Work to be completed: Give the number of lines holding the string "diese" and nothing more.

[Dataset entries]
┌──

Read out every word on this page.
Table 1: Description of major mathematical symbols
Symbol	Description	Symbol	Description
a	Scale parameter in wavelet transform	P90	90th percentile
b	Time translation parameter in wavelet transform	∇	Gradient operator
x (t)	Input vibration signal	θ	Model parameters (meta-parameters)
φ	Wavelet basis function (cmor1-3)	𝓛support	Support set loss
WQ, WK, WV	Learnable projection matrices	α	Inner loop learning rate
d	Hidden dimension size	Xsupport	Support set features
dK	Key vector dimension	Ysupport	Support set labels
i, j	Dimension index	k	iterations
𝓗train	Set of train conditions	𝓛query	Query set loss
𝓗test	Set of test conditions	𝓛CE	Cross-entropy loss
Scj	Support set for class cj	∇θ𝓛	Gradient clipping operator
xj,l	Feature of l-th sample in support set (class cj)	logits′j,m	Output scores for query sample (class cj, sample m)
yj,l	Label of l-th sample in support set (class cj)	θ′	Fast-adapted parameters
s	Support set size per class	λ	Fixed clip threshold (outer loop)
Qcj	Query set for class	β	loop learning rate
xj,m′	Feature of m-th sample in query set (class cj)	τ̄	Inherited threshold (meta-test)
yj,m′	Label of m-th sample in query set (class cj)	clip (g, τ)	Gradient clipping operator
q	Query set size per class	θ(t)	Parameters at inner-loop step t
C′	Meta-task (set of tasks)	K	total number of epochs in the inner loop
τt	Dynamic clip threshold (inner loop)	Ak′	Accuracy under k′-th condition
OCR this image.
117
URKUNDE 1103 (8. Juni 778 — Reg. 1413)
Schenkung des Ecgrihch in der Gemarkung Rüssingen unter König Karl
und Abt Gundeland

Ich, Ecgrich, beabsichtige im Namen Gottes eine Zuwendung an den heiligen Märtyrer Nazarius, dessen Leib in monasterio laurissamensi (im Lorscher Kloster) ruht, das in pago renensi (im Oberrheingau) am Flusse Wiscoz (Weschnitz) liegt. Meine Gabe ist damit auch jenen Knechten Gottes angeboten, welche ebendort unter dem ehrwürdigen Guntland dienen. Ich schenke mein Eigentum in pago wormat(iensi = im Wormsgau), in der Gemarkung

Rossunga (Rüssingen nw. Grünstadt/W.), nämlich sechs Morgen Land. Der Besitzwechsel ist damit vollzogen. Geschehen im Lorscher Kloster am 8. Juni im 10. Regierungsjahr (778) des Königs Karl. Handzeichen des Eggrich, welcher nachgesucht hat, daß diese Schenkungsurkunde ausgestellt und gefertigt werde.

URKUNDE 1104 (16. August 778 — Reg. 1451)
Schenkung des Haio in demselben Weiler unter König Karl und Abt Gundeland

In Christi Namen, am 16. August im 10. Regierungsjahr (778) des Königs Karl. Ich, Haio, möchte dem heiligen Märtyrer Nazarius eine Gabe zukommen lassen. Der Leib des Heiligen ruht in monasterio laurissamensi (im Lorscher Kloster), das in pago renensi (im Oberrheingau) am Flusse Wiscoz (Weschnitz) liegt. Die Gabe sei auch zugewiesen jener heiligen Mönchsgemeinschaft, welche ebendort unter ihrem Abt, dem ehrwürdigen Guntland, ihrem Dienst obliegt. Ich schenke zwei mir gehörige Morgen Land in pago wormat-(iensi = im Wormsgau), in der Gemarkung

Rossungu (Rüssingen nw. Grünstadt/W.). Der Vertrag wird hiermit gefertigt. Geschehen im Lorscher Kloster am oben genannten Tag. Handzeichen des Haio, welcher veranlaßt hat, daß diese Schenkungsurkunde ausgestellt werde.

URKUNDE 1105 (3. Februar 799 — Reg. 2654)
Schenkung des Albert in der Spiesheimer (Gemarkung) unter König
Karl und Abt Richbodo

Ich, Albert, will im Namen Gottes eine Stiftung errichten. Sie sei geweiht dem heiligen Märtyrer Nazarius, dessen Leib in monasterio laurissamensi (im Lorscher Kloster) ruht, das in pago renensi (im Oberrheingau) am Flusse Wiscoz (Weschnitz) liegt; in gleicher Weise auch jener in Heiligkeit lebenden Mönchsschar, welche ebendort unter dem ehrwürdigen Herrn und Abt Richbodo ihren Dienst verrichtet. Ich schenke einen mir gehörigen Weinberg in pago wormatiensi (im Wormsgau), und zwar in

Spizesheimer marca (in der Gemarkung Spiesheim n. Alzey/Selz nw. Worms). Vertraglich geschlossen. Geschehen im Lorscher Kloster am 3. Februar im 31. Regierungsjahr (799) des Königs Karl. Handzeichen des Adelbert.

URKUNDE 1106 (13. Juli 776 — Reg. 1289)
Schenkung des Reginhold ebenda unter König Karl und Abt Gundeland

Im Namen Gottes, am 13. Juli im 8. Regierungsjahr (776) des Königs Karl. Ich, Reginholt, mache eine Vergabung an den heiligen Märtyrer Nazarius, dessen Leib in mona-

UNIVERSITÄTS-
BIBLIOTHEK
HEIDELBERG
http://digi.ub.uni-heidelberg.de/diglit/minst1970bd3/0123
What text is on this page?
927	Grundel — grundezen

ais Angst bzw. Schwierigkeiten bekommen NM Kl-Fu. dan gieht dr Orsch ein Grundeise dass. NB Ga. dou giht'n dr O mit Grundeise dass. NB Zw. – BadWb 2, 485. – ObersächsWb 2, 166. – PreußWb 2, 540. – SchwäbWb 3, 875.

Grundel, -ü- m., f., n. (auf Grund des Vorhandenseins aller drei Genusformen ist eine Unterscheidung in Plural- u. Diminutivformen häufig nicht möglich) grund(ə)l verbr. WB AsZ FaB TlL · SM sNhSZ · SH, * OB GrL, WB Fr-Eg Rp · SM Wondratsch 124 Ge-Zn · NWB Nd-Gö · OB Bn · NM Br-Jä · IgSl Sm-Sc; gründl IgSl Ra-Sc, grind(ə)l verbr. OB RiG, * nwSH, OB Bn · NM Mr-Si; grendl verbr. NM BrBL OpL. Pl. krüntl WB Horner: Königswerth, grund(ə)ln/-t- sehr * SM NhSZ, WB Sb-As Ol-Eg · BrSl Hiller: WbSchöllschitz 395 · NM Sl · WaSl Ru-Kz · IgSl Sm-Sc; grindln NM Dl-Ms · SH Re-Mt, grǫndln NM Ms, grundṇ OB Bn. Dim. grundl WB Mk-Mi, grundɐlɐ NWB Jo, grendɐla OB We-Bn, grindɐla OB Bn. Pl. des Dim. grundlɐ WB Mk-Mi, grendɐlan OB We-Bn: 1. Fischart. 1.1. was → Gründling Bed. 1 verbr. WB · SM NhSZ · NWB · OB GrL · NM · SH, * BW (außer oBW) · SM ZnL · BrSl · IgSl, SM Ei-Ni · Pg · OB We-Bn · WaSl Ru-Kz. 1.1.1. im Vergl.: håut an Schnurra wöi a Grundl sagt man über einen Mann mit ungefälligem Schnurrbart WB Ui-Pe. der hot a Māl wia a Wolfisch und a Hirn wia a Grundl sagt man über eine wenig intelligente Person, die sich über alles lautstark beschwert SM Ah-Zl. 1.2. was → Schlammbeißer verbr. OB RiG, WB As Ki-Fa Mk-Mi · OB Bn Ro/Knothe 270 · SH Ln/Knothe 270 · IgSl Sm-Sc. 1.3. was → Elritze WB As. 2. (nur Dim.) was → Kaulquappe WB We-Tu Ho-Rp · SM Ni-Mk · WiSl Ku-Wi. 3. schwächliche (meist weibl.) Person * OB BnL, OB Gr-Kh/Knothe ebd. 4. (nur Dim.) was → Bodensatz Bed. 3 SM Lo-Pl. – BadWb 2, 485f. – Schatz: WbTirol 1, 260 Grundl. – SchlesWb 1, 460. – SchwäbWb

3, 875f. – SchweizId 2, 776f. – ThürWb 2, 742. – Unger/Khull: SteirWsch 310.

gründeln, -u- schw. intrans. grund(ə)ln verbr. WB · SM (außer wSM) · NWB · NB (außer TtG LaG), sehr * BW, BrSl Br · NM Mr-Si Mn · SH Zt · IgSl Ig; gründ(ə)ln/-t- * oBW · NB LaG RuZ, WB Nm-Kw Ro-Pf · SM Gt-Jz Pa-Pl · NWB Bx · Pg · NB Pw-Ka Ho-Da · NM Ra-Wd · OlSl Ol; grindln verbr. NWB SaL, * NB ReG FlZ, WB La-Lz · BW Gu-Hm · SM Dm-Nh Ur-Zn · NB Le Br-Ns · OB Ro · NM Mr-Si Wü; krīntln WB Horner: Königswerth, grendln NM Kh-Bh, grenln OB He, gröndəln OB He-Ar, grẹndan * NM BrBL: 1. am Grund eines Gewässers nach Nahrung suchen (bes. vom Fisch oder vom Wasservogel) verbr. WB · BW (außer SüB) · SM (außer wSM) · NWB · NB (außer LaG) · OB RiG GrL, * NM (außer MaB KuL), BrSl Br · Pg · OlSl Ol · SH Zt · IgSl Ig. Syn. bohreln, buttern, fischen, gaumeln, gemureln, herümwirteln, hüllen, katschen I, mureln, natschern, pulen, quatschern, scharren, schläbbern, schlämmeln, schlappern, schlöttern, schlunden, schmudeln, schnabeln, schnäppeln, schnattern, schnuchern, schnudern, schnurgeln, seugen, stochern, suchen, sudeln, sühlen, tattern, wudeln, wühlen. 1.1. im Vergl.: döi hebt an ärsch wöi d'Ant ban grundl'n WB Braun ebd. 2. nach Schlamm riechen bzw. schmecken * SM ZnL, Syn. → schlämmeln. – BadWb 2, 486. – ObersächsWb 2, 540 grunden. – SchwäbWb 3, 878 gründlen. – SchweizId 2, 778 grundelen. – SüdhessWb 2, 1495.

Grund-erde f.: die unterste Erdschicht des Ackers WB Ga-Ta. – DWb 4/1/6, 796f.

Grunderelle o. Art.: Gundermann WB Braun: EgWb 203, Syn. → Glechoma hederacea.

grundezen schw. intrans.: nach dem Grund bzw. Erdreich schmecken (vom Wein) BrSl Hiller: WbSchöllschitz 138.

└──

Expected answer: 2